## Start
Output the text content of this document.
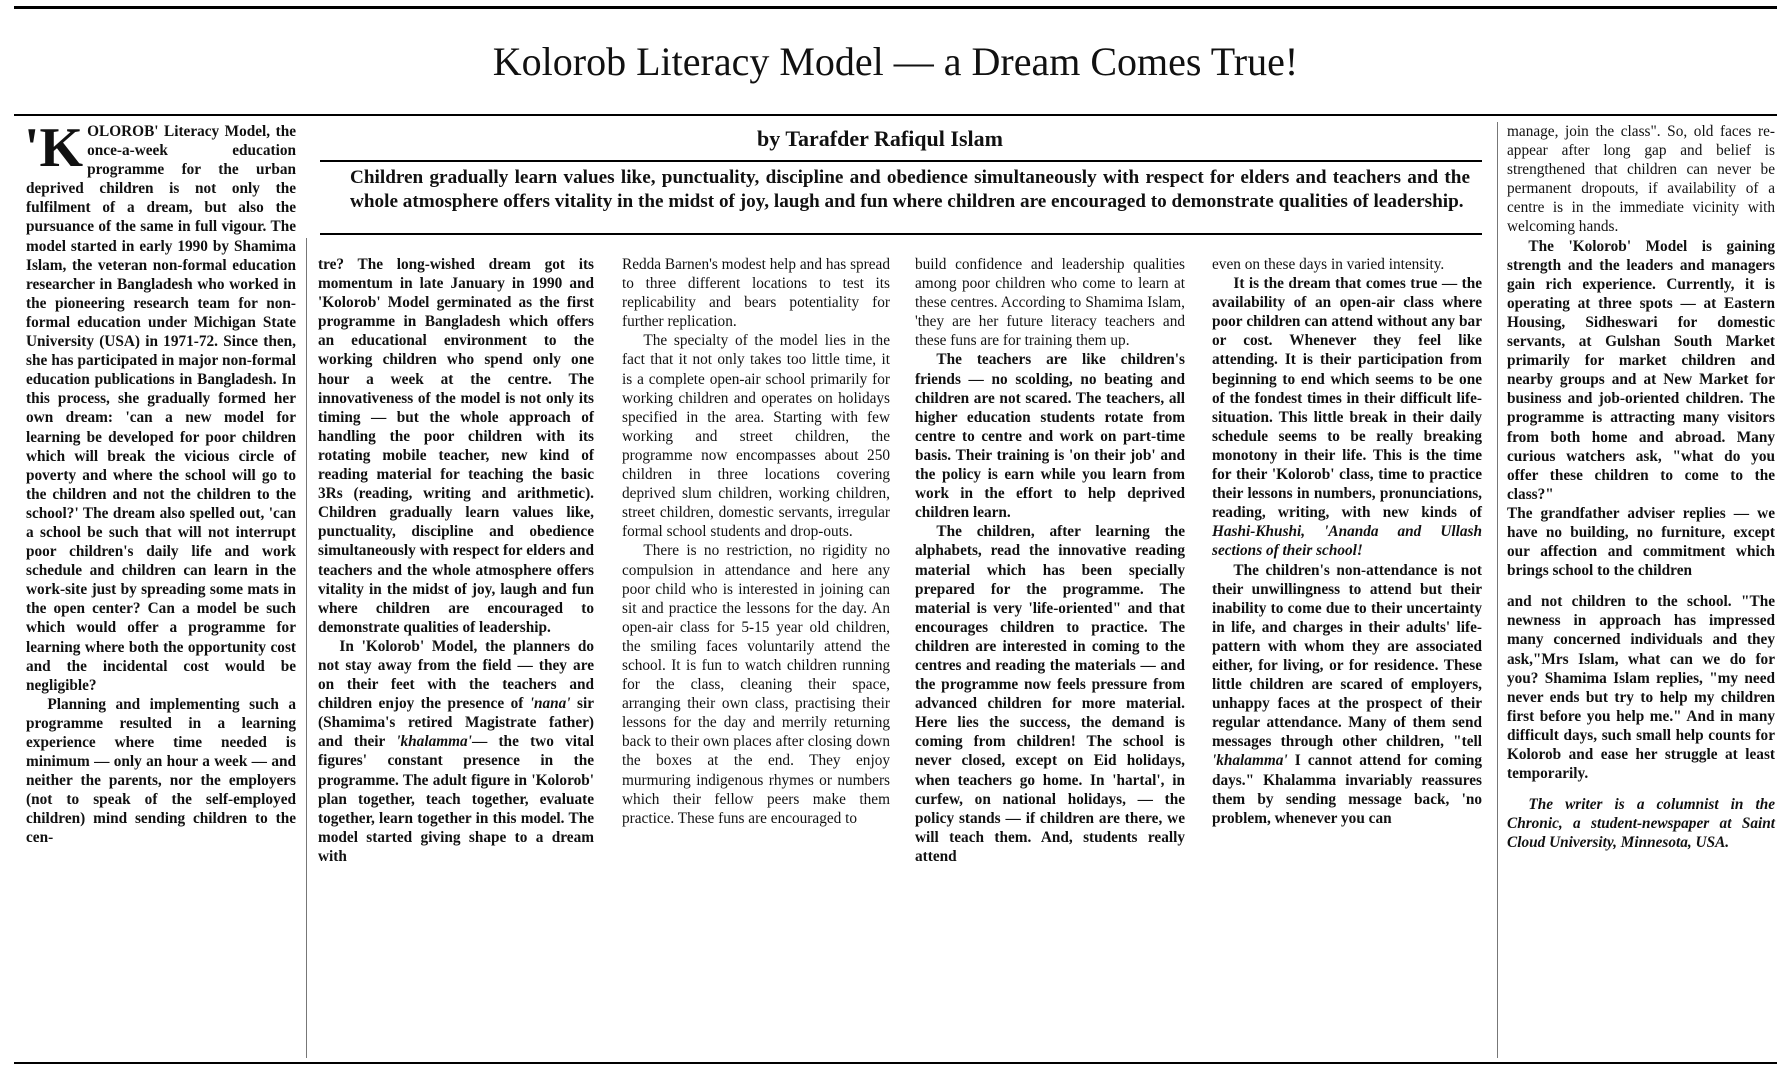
Kolorob Literacy Model — a Dream Comes True!
by Tarafder Rafiqul Islam
Children gradually learn values like, punctuality, discipline and obedience simultaneously with respect for elders and teachers and the whole atmosphere offers vitality in the midst of joy, laugh and fun where children are encouraged to demonstrate qualities of leadership.

'KOLOROB' Literacy Model, the once-a-week education programme for the urban deprived children is not only the fulfilment of a dream, but also the pursuance of the same in full vigour. The model started in early 1990 by Shamima Islam, the veteran non-formal education researcher in Bangladesh who worked in the pioneering research team for non-formal education under Michigan State University (USA) in 1971-72. Since then, she has participated in major non-formal education publications in Bangladesh. In this process, she gradually formed her own dream: 'can a new model for learning be developed for poor children which will break the vicious circle of poverty and where the school will go to the children and not the children to the school?' The dream also spelled out, 'can a school be such that will not interrupt poor children's daily life and work schedule and children can learn in the work-site just by spreading some mats in the open center? Can a model be such which would offer a programme for learning where both the opportunity cost and the incidental cost would be negligible?

Planning and implementing such a programme resulted in a learning experience where time needed is minimum — only an hour a week — and neither the parents, nor the employers (not to speak of the self-employed children) mind sending children to the cen-

tre? The long-wished dream got its momentum in late January in 1990 and 'Kolorob' Model germinated as the first programme in Bangladesh which offers an educational environment to the working children who spend only one hour a week at the centre. The innovativeness of the model is not only its timing — but the whole approach of handling the poor children with its rotating mobile teacher, new kind of reading material for teaching the basic 3Rs (reading, writing and arithmetic). Children gradually learn values like, punctuality, discipline and obedience simultaneously with respect for elders and teachers and the whole atmosphere offers vitality in the midst of joy, laugh and fun where children are encouraged to demonstrate qualities of leadership.

In 'Kolorob' Model, the planners do not stay away from the field — they are on their feet with the teachers and children enjoy the presence of 'nana' sir (Shamima's retired Magistrate father) and their 'khalamma'— the two vital figures' constant presence in the programme. The adult figure in 'Kolorob' plan together, teach together, evaluate together, learn together in this model. The model started giving shape to a dream with

Redda Barnen's modest help and has spread to three different locations to test its replicability and bears potentiality for further replication.

The specialty of the model lies in the fact that it not only takes too little time, it is a complete open-air school primarily for working children and operates on holidays specified in the area. Starting with few working and street children, the programme now encompasses about 250 children in three locations covering deprived slum children, working children, street children, domestic servants, irregular formal school students and drop-outs.

There is no restriction, no rigidity no compulsion in attendance and here any poor child who is interested in joining can sit and practice the lessons for the day. An open-air class for 5-15 year old children, the smiling faces voluntarily attend the school. It is fun to watch children running for the class, cleaning their space, arranging their own class, practising their lessons for the day and merrily returning back to their own places after closing down the boxes at the end. They enjoy murmuring indigenous rhymes or numbers which their fellow peers make them practice. These funs are encouraged to

build confidence and leadership qualities among poor children who come to learn at these centres. According to Shamima Islam, 'they are her future literacy teachers and these funs are for training them up.

The teachers are like children's friends — no scolding, no beating and children are not scared. The teachers, all higher education students rotate from centre to centre and work on part-time basis. Their training is 'on their job' and the policy is earn while you learn from work in the effort to help deprived children learn.

The children, after learning the alphabets, read the innovative reading material which has been specially prepared for the programme. The material is very 'life-oriented" and that encourages children to practice. The children are interested in coming to the centres and reading the materials — and the programme now feels pressure from advanced children for more material. Here lies the success, the demand is coming from children! The school is never closed, except on Eid holidays, when teachers go home. In 'hartal', in curfew, on national holidays, — the policy stands — if children are there, we will teach them. And, students really attend

even on these days in varied intensity.

It is the dream that comes true — the availability of an open-air class where poor children can attend without any bar or cost. Whenever they feel like attending. It is their participation from beginning to end which seems to be one of the fondest times in their difficult life-situation. This little break in their daily schedule seems to be really breaking monotony in their life. This is the time for their 'Kolorob' class, time to practice their lessons in numbers, pronunciations, reading, writing, with new kinds of Hashi-Khushi, 'Ananda and Ullash sections of their school!

The children's non-attendance is not their unwillingness to attend but their inability to come due to their uncertainty in life, and charges in their adults' life-pattern with whom they are associated either, for living, or for residence. These little children are scared of employers, unhappy faces at the prospect of their regular attendance. Many of them send messages through other children, "tell 'khalamma' I cannot attend for coming days." Khalamma invariably reassures them by sending message back, 'no problem, whenever you can

manage, join the class". So, old faces re-appear after long gap and belief is strengthened that children can never be permanent dropouts, if availability of a centre is in the immediate vicinity with welcoming hands.

The 'Kolorob' Model is gaining strength and the leaders and managers gain rich experience. Currently, it is operating at three spots — at Eastern Housing, Sidheswari for domestic servants, at Gulshan South Market primarily for market children and nearby groups and at New Market for business and job-oriented children. The programme is attracting many visitors from both home and abroad. Many curious watchers ask, "what do you offer these children to come to the class?"

The grandfather adviser replies — we have no building, no furniture, except our affection and commitment which brings school to the children

and not children to the school. "The newness in approach has impressed many concerned individuals and they ask,"Mrs Islam, what can we do for you? Shamima Islam replies, "my need never ends but try to help my children first before you help me." And in many difficult days, such small help counts for Kolorob and ease her struggle at least temporarily.

The writer is a columnist in the Chronic, a student-newspaper at Saint Cloud University, Minnesota, USA.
## End
__AIM__. Copy all lines from the entries that contain the word "demonstrate".

__WRITTEN RESPONSE__.
Children gradually learn values like, punctuality, discipline and obedience simultaneously with respect for elders and teachers and the whole atmosphere offers vitality in the midst of joy, laugh and fun where children are encouraged to demonstrate qualities of leadership.
tre? The long-wished dream got its momentum in late January in 1990 and 'Kolorob' Model germinated as the first programme in Bangladesh which offers an educational environment to the working children who spend only one hour a week at the centre. The innovativeness of the model is not only its timing — but the whole approach of handling the poor children with its rotating mobile teacher, new kind of reading material for teaching the basic 3Rs (reading, writing and arithmetic). Children gradually learn values like, punctuality, discipline and obedience simultaneously with respect for elders and teachers and the whole atmosphere offers vitality in the midst of joy, laugh and fun where children are encouraged to demonstrate qualities of leadership.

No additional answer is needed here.